* Stated task 1
Give the layout rows as a numbered list, leaving out blank lines. Include everything from the row containing "- title-clip[interactable]: [378, 364, 398, 400]" down to the row containing "- menu-insert[interactable]: Вставка: [89, 14, 129, 27]", with both of those rows included.

* Document passage
start

With respect you're missing the point. It may be available but it isn't being used or understood properly. For example most people understand that a 'kilo' is a unit of weight, but how many realise the that 'kilo' is short for kilogram and that it means 1000 grams

I have no evidence or reports to back my claim, but considering that metric has been taught in schools since the early 70's, then that would mean that everyone approaching 50~60 should know metric.
However, I believe most people in the world don't dwell too much on the laws of measurements, they just use the one's that are offered to them each day as a 'reference number' - eg 2 litre bottle of coke, 26 PSI in the tyres, 2 mm screw, 35 mpg etc etc


in the same way the a kilometre means 1000 metres? If they really understood how simple it all is they might pick it up and use it more but even then there are still barriers making it difficult for people to think metric.

I would think that after 40ish years of it being here it would at least evolve into the pshychie - thus supporting many claims that it's 'easier' than imperial.
Again I have no proof - but I supect that if you asked (UK) people how many metres there are in a km then more would get the answer correct than to the question 'What's the capital of Australia'.




For example go into any mens clothes shop in the UK. Most of the time you will find waiste sizes and chest sizes etc in inches. You are not allowed to think metric in a typical mens clothes store. I've seen metric supplementary indications sometimes but its the inch measures that hit you in the face. They hang on racks or in cubby holes sorted into inch sizes. How can you expect people to learn to think and use metric if they can't apply it to their own body size?

end

* Stated task 2
Retype the post on metric measurement, everything from "With respect you're" down to "should know metric.".

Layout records
start

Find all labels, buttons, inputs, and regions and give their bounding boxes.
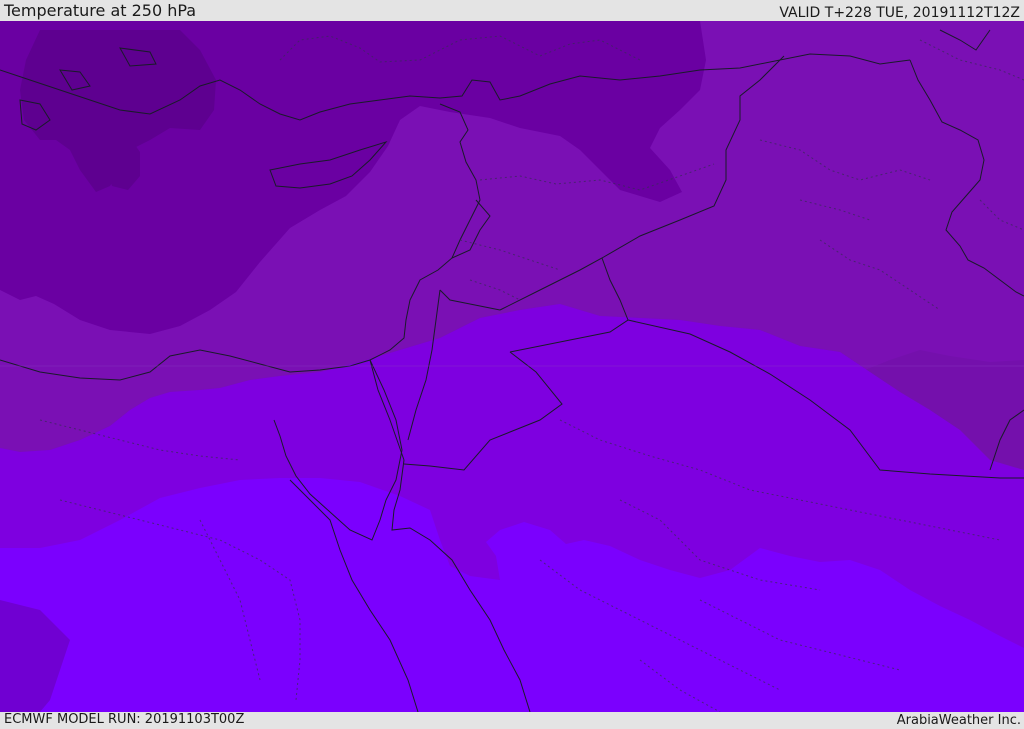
map-figure: Temperature at 250 hPa VALID T+228 TUE, …	[0, 0, 1024, 729]
temperature-map	[0, 21, 1024, 712]
header-bar: Temperature at 250 hPa VALID T+228 TUE, …	[0, 0, 1024, 21]
map-title: Temperature at 250 hPa	[4, 1, 197, 20]
valid-time: VALID T+228 TUE, 20191112T12Z	[779, 5, 1020, 21]
model-run: ECMWF MODEL RUN: 20191103T00Z	[4, 712, 245, 727]
credit: ArabiaWeather Inc.	[896, 713, 1021, 728]
footer-bar: ECMWF MODEL RUN: 20191103T00Z ArabiaWeat…	[0, 712, 1024, 729]
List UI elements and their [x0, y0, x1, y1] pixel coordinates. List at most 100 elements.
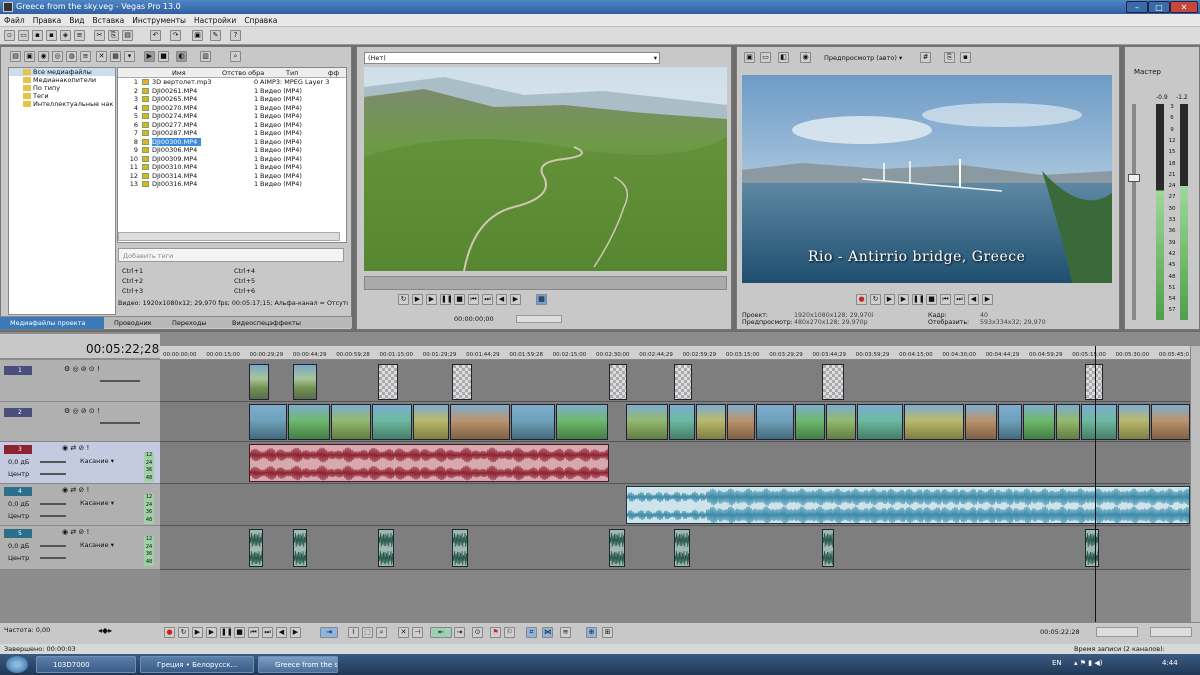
- title-clip[interactable]: [378, 364, 398, 400]
- tree-item-smart-bins[interactable]: Интеллектуальные нак: [9, 100, 115, 108]
- tree-item-tags[interactable]: Теги: [9, 92, 115, 100]
- ripple-edit-icon[interactable]: ≋: [560, 627, 571, 638]
- track-fx-icon[interactable]: ⚙ ◎ ⊘ ⊙ !: [64, 365, 100, 373]
- video-clip[interactable]: [626, 404, 668, 440]
- capture-icon[interactable]: ▣: [24, 51, 35, 62]
- column-count[interactable]: Отство обра: [222, 68, 264, 78]
- track-fx-icon[interactable]: ⚙ ◎ ⊘ ⊙ !: [64, 407, 100, 415]
- menu-insert[interactable]: Вставка: [89, 14, 129, 27]
- selection-tool-icon[interactable]: ⬚: [362, 627, 373, 638]
- tag-shortcut[interactable]: Ctrl+2: [122, 276, 143, 286]
- media-row[interactable]: 3 DJI00265.MP4 1 Видео (MP4): [118, 95, 346, 104]
- snap-icon[interactable]: ✎: [210, 30, 221, 41]
- trimmer-mode-icon[interactable]: ▦: [536, 294, 547, 305]
- video-clip[interactable]: [372, 404, 412, 440]
- tag-shortcut[interactable]: Ctrl+1: [122, 266, 143, 276]
- views-icon[interactable]: ▦: [110, 51, 121, 62]
- menu-file[interactable]: Файл: [0, 14, 29, 27]
- audio-clip-sound[interactable]: [452, 529, 468, 567]
- loop-icon[interactable]: ↻: [398, 294, 409, 305]
- tab-explorer[interactable]: Проводник: [114, 317, 152, 329]
- trim-start-icon[interactable]: ⇤: [430, 627, 452, 638]
- track-header-5[interactable]: 5 ◉ ⇄ ⊘ ! 0,0 дБ Касание ▾ Центр 12 24 36 48: [0, 526, 160, 570]
- keyboard-language[interactable]: EN: [1052, 659, 1062, 667]
- title-clip[interactable]: [822, 364, 844, 400]
- play-icon[interactable]: ▶: [426, 294, 437, 305]
- save-icon[interactable]: ▪: [32, 30, 43, 41]
- audio-clip-sound[interactable]: [822, 529, 834, 567]
- play-icon[interactable]: ▶: [206, 627, 217, 638]
- region-icon[interactable]: ⚐: [504, 627, 515, 638]
- help-icon[interactable]: ?: [230, 30, 241, 41]
- play-preview-icon[interactable]: ▶: [144, 51, 155, 62]
- delete-icon[interactable]: ✕: [96, 51, 107, 62]
- video-clip[interactable]: [1151, 404, 1190, 440]
- effects-icon[interactable]: ◍: [66, 51, 77, 62]
- volume-slider[interactable]: [40, 461, 66, 463]
- menu-help[interactable]: Справка: [240, 14, 281, 27]
- media-row[interactable]: 4 DJI00270.MP4 1 Видео (MP4): [118, 104, 346, 113]
- copy-icon[interactable]: ⎘: [108, 30, 119, 41]
- video-clip[interactable]: [795, 404, 825, 440]
- media-row[interactable]: 6 DJI00277.MP4 1 Видео (MP4): [118, 121, 346, 130]
- trim-icon[interactable]: ⊣: [412, 627, 423, 638]
- search-icon[interactable]: ⌕: [230, 51, 241, 62]
- video-clip[interactable]: [998, 404, 1022, 440]
- video-clip[interactable]: [1056, 404, 1080, 440]
- title-clip[interactable]: [1085, 364, 1103, 400]
- trim-end-icon[interactable]: ⇥: [454, 627, 465, 638]
- column-name[interactable]: Имя: [172, 68, 186, 78]
- menu-view[interactable]: Вид: [65, 14, 88, 27]
- render-icon[interactable]: ◈: [60, 30, 71, 41]
- tree-item-by-type[interactable]: По типу: [9, 84, 115, 92]
- go-end-icon[interactable]: ⏭: [954, 294, 965, 305]
- preview-properties-icon[interactable]: ▣: [744, 52, 755, 63]
- audio-clip-helicopter[interactable]: [249, 444, 609, 482]
- properties-icon-2[interactable]: ≡: [80, 51, 91, 62]
- next-frame-icon[interactable]: ▶: [290, 627, 301, 638]
- stop-preview-icon[interactable]: ■: [158, 51, 169, 62]
- video-clip[interactable]: [669, 404, 695, 440]
- lock-envelopes-icon[interactable]: ⊕: [586, 627, 597, 638]
- video-clip[interactable]: [727, 404, 755, 440]
- new-icon[interactable]: ▫: [4, 30, 15, 41]
- edit-tool-icon[interactable]: ⇥: [320, 627, 338, 638]
- timeline-vertical-scrollbar[interactable]: [1190, 346, 1200, 622]
- paste-icon[interactable]: ▤: [122, 30, 133, 41]
- audio-clip-music[interactable]: [626, 486, 1190, 524]
- title-clip[interactable]: [674, 364, 692, 400]
- taskbar-item-folder[interactable]: 103D7000: [36, 656, 136, 673]
- menu-options[interactable]: Настройки: [190, 14, 240, 27]
- media-row[interactable]: 12 DJI00314.MP4 1 Видео (MP4): [118, 172, 346, 181]
- track-level-slider[interactable]: [100, 422, 140, 424]
- title-clip[interactable]: [293, 364, 317, 400]
- trimmer-selection-field[interactable]: [515, 315, 562, 323]
- properties-icon[interactable]: ≡: [74, 30, 85, 41]
- track-controls-icon[interactable]: ◉ ⇄ ⊘ !: [62, 528, 89, 536]
- ignore-grouping-icon[interactable]: ⊞: [602, 627, 613, 638]
- go-end-icon[interactable]: ⏭: [482, 294, 493, 305]
- stop-icon[interactable]: ■: [454, 294, 465, 305]
- automation-mode[interactable]: Касание ▾: [80, 499, 114, 507]
- tag-shortcut[interactable]: Ctrl+6: [234, 286, 255, 296]
- video-clip[interactable]: [556, 404, 608, 440]
- video-clip[interactable]: [904, 404, 964, 440]
- track-level-slider[interactable]: [100, 380, 140, 382]
- video-clip[interactable]: [1023, 404, 1055, 440]
- prev-frame-icon[interactable]: ◀: [276, 627, 287, 638]
- video-clip[interactable]: [249, 404, 287, 440]
- video-clip[interactable]: [965, 404, 997, 440]
- trimmer-source-dropdown[interactable]: (Нет) ▾: [364, 52, 660, 64]
- open-icon[interactable]: ▭: [18, 30, 29, 41]
- start-button[interactable]: [6, 656, 28, 673]
- video-clip[interactable]: [857, 404, 903, 440]
- undo-icon[interactable]: ↶: [150, 30, 161, 41]
- title-clip[interactable]: [452, 364, 472, 400]
- scrub-control-icon[interactable]: ◂◆▸: [98, 626, 112, 635]
- track-header-1[interactable]: 1 ⚙ ◎ ⊘ ⊙ !: [0, 360, 160, 402]
- tag-shortcut[interactable]: Ctrl+5: [234, 276, 255, 286]
- prev-frame-icon[interactable]: ◀: [968, 294, 979, 305]
- web-icon[interactable]: ◎: [52, 51, 63, 62]
- video-clip[interactable]: [331, 404, 371, 440]
- play-from-start-icon[interactable]: ▶: [884, 294, 895, 305]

end

* Task result 1
1. - title-clip[interactable]: [378, 364, 398, 400]
2. - tree-item-smart-bins[interactable]: Интеллектуальные нак: [9, 100, 115, 108]
3. - tree-item-tags[interactable]: Теги: [9, 92, 115, 100]
4. - ripple-edit-icon[interactable]: ≋: [560, 627, 571, 638]
5. - track-fx-icon[interactable]: ⚙ ◎ ⊘ ⊙ !: [64, 365, 100, 373]
6. - video-clip[interactable]: [626, 404, 668, 440]
7. - capture-icon[interactable]: ▣: [24, 51, 35, 62]
8. - column-count[interactable]: Отство обра: [222, 68, 264, 78]
9. - track-fx-icon[interactable]: ⚙ ◎ ⊘ ⊙ !: [64, 407, 100, 415]
10. - menu-insert[interactable]: Вставка: [89, 14, 129, 27]

* Task result 2
With respect you're missing the point. It may be available but it isn't being used or understood properly. For example most people understand that a 'kilo' is a unit of weight, but how many realise the that 'kilo' is short for kilogram and that it means 1000 grams

I have no evidence or reports to back my claim, but considering that metric has been taught in schools since the early 70's, then that would mean that everyone approaching 50~60 should know metric.